» WRITTEN PROBLEM
Isolate every line in the records below with "zone" in it.

----------------

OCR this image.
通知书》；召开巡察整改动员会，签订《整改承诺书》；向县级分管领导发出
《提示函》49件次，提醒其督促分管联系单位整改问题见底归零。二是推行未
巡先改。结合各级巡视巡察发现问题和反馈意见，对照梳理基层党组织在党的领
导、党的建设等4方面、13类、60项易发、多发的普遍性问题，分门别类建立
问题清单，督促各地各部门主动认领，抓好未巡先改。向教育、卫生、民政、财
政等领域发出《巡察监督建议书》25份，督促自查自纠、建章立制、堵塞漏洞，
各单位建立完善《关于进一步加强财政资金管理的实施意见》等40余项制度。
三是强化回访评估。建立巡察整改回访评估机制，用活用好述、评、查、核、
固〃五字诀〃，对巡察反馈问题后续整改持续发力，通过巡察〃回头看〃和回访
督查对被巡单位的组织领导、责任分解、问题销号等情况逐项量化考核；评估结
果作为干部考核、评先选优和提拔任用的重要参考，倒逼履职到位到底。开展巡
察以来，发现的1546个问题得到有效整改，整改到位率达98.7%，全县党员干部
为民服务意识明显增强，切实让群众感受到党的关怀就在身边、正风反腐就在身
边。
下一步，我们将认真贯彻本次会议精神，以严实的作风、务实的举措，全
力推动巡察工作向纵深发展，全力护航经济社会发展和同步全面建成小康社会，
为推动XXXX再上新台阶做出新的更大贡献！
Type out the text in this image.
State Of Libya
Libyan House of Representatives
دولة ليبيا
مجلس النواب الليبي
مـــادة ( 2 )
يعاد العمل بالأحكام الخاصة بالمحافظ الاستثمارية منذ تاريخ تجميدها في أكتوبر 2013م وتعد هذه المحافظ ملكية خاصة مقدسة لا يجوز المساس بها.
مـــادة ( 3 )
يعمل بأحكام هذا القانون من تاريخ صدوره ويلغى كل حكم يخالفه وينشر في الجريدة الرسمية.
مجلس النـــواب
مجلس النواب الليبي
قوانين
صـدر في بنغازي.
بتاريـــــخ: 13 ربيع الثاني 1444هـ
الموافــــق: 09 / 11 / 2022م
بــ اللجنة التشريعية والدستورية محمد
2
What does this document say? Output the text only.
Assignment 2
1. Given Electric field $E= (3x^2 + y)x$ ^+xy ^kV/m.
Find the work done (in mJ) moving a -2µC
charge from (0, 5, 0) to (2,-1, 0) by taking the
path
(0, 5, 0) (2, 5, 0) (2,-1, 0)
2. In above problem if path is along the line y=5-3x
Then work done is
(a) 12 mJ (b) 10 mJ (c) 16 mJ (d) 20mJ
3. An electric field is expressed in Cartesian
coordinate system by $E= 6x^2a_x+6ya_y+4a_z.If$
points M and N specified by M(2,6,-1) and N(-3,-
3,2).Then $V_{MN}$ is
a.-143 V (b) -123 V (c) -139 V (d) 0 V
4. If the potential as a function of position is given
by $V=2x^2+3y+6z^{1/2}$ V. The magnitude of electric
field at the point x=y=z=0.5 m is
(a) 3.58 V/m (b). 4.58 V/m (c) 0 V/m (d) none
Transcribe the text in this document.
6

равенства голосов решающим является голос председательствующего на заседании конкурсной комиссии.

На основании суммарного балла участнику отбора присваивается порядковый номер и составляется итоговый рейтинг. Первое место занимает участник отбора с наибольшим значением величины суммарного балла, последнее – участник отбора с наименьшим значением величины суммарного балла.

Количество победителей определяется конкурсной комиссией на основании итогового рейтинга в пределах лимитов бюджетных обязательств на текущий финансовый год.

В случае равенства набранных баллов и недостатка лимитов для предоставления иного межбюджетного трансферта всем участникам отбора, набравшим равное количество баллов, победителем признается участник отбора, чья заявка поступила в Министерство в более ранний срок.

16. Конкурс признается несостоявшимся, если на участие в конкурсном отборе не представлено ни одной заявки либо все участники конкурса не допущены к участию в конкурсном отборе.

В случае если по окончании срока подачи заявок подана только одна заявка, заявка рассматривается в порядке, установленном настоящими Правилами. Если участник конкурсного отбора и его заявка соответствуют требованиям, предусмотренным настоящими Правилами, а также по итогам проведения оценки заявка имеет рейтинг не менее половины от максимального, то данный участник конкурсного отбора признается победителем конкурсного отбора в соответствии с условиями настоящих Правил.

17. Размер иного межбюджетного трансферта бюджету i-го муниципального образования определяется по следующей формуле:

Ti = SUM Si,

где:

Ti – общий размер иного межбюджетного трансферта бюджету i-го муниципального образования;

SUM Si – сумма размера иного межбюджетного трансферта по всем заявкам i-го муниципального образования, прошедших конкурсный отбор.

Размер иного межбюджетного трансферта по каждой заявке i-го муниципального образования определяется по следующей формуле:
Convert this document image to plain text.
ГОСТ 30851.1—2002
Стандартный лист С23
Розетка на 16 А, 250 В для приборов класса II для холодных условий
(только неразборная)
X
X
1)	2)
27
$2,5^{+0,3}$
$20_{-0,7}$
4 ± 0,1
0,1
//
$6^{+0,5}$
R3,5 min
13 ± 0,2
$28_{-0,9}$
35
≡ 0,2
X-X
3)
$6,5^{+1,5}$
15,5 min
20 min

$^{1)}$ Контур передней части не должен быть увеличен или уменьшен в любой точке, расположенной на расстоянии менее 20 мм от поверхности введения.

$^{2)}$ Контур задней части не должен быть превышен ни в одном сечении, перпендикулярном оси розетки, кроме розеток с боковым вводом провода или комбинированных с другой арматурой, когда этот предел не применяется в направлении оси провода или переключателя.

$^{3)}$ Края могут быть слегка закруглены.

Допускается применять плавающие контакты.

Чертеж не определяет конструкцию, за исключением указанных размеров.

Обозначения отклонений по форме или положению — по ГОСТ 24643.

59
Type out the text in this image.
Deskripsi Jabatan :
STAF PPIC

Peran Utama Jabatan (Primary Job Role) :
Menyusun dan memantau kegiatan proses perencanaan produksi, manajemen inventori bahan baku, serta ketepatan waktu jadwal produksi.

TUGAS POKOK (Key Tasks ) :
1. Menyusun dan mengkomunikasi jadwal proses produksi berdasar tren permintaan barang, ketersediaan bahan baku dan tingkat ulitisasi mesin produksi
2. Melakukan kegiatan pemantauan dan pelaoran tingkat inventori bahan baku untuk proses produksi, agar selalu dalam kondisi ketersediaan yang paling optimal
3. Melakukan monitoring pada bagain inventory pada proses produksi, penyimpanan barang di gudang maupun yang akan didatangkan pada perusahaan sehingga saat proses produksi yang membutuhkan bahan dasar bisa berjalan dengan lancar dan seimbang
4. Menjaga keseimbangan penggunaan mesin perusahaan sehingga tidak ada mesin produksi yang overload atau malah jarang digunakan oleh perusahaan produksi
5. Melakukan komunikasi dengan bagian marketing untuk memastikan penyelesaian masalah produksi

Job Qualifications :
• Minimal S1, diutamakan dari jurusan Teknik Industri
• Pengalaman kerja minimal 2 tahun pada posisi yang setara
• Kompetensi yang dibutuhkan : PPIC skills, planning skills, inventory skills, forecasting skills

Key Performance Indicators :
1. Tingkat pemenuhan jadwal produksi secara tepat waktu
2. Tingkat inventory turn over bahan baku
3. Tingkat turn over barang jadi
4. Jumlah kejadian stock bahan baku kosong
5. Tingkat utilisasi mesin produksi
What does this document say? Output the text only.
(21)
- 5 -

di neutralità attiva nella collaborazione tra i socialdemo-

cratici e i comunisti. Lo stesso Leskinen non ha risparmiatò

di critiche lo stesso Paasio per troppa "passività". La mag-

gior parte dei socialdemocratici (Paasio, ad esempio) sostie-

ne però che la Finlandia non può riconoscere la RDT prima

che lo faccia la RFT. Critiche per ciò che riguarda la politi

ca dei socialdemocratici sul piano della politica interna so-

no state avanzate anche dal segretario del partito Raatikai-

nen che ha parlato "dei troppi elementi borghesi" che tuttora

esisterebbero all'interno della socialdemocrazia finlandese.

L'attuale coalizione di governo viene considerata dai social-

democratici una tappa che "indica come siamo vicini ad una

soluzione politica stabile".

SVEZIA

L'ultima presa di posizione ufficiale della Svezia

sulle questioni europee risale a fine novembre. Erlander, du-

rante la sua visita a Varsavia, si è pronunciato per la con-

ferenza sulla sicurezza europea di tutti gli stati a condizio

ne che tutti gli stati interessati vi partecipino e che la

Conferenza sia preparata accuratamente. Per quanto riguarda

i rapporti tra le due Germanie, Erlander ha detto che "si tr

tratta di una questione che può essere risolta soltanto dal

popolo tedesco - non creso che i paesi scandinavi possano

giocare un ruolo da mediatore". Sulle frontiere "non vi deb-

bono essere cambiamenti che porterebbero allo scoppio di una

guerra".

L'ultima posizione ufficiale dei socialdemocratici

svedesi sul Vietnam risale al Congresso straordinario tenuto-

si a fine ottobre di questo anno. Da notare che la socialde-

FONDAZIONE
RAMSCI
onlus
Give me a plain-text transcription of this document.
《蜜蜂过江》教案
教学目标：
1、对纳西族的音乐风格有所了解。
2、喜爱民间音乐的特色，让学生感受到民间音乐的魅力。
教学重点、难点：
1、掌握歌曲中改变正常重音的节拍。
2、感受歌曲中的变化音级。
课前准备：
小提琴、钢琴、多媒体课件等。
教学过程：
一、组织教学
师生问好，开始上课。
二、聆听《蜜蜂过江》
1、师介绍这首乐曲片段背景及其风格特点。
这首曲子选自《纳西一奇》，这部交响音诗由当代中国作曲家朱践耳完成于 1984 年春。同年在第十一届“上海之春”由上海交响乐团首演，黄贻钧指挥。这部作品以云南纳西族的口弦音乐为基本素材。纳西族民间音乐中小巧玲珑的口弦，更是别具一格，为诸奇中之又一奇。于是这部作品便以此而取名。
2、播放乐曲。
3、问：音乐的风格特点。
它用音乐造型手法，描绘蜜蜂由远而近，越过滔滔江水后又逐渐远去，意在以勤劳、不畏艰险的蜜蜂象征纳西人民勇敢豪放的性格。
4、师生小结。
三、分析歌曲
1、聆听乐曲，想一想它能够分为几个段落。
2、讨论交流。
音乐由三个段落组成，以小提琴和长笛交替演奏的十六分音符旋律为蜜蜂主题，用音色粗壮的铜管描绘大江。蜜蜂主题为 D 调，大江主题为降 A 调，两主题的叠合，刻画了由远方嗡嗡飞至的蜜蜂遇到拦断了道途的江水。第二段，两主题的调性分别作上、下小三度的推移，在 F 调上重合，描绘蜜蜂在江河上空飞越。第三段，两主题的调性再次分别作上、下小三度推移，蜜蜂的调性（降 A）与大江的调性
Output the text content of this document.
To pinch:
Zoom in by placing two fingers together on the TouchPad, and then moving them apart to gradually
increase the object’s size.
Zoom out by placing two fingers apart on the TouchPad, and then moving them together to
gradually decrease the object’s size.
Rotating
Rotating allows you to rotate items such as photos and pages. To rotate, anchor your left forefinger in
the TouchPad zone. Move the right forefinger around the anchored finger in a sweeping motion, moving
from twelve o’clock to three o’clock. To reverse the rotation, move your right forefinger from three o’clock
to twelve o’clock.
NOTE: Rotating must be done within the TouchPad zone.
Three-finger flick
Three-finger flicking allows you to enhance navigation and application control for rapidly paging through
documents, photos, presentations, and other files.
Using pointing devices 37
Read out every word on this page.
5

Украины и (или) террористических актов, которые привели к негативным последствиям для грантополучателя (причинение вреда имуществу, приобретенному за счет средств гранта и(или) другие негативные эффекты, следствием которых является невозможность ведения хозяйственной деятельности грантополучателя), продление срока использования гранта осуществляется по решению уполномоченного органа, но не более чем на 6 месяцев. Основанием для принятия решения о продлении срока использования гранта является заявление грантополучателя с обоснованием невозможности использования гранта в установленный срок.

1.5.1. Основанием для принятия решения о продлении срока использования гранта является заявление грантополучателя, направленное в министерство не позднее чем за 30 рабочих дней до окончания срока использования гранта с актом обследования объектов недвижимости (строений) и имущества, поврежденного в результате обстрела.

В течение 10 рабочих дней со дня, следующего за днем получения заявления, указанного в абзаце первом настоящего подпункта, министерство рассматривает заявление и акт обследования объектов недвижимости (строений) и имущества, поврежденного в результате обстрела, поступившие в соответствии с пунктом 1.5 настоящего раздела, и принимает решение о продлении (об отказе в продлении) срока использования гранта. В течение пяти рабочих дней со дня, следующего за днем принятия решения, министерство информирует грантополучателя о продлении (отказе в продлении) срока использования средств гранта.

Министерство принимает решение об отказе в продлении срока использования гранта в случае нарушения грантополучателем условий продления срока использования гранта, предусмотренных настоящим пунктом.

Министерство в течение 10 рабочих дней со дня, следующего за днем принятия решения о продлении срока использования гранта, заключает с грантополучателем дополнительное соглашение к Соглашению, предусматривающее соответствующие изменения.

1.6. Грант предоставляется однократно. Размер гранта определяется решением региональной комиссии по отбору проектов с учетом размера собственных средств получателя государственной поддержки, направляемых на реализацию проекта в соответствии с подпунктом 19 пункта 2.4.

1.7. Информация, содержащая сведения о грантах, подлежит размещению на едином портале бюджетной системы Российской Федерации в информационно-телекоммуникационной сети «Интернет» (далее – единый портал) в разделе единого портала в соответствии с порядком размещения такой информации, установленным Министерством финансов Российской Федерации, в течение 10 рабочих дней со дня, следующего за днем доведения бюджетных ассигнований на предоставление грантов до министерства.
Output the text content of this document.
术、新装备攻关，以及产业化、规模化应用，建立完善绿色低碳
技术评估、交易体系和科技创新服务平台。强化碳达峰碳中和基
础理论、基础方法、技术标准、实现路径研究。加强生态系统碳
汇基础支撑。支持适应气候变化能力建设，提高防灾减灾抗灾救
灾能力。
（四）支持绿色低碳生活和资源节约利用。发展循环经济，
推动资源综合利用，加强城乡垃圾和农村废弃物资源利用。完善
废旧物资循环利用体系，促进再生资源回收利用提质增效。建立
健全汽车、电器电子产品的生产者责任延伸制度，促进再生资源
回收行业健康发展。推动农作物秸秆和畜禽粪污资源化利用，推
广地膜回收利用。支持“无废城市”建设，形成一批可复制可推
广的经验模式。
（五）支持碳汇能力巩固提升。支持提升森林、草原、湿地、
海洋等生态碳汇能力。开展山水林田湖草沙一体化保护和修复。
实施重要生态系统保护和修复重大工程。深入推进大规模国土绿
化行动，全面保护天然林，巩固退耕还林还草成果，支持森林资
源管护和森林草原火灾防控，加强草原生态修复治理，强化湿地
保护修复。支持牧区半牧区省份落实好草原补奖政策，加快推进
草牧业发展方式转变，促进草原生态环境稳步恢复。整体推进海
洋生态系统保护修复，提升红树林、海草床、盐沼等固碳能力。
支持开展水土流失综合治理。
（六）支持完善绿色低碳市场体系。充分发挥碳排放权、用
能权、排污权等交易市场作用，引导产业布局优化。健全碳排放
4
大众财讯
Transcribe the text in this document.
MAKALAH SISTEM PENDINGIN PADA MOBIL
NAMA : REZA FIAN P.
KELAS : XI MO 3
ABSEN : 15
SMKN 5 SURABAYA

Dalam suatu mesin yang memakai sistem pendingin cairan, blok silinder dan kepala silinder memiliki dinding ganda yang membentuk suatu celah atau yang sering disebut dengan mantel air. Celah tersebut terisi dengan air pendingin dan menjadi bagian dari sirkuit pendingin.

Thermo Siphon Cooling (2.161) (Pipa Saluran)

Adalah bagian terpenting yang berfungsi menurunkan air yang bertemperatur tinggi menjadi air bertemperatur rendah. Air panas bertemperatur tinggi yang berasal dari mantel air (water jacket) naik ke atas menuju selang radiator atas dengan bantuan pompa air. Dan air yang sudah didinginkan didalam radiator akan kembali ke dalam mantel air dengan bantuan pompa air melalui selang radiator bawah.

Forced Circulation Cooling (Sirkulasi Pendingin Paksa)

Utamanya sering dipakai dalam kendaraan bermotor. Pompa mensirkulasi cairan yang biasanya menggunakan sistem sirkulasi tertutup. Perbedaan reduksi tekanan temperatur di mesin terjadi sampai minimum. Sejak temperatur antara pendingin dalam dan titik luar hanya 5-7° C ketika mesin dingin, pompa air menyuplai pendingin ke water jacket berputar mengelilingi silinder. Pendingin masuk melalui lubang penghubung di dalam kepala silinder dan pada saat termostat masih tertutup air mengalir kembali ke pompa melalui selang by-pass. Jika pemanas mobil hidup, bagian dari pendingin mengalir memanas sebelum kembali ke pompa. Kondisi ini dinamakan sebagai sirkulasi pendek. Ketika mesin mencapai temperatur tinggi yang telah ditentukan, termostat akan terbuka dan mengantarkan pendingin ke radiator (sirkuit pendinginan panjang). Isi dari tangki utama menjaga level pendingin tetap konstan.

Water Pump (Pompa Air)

----------------

» WRITTEN RESPONSE
the TouchPad zone. Move the right forefinger around the anchored finger in a sweeping motion, moving
NOTE: Rotating must be done within the TouchPad zone.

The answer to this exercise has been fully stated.